→ **Data provided**
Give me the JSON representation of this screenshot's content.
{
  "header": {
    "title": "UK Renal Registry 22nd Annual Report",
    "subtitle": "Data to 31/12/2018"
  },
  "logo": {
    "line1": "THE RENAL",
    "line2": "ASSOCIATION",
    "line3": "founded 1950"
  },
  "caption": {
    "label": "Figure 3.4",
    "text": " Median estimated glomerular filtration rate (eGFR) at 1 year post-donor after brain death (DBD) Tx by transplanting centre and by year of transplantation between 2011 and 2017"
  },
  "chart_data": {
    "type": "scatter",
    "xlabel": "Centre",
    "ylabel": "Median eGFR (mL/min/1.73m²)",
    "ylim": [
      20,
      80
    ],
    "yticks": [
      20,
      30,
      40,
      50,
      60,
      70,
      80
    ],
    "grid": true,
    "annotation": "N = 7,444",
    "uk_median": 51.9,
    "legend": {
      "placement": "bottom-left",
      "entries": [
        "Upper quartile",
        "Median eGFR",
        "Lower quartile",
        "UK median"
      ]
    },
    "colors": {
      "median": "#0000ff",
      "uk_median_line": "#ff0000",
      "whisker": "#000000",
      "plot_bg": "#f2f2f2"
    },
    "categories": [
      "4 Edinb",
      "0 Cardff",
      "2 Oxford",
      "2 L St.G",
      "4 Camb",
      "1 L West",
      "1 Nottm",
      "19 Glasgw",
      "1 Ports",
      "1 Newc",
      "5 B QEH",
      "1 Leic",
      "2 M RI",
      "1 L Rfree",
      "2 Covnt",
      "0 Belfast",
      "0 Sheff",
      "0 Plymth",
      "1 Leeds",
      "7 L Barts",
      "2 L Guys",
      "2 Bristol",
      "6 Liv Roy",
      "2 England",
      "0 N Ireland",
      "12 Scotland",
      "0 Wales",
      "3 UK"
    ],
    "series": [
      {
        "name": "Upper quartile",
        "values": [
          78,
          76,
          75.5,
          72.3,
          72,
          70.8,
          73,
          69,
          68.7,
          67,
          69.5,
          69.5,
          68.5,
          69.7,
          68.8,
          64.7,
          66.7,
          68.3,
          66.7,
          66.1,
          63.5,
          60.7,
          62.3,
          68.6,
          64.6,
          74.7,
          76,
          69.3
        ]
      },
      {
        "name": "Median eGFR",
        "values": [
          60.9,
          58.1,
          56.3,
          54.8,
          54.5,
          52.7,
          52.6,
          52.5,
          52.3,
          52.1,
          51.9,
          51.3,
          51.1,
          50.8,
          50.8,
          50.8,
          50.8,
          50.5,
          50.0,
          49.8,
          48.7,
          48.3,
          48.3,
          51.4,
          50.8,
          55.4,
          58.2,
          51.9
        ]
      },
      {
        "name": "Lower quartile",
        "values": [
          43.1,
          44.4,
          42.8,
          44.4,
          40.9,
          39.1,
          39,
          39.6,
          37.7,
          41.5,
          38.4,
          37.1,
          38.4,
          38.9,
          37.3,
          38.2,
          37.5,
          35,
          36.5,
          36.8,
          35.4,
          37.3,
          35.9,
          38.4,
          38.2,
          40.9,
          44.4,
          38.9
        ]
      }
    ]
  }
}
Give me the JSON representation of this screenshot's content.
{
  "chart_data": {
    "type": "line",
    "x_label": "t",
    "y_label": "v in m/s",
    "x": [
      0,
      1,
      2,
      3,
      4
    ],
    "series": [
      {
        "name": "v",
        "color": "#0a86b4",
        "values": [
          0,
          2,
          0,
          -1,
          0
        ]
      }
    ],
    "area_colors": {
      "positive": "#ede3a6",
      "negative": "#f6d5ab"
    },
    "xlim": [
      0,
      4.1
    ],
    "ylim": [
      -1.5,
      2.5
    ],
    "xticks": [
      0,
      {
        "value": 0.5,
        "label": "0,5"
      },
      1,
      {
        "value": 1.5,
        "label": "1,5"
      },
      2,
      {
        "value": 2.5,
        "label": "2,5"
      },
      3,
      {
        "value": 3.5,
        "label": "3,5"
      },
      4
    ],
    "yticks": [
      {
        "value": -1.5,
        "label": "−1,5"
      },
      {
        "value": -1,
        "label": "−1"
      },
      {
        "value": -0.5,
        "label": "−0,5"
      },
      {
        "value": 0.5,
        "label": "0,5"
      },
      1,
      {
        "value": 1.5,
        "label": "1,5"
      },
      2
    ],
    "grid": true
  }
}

→ **Challenge**
State the number of lines in this listing that contain the string "Lower", and add nothing else.

→ **Solution to this exercise**
2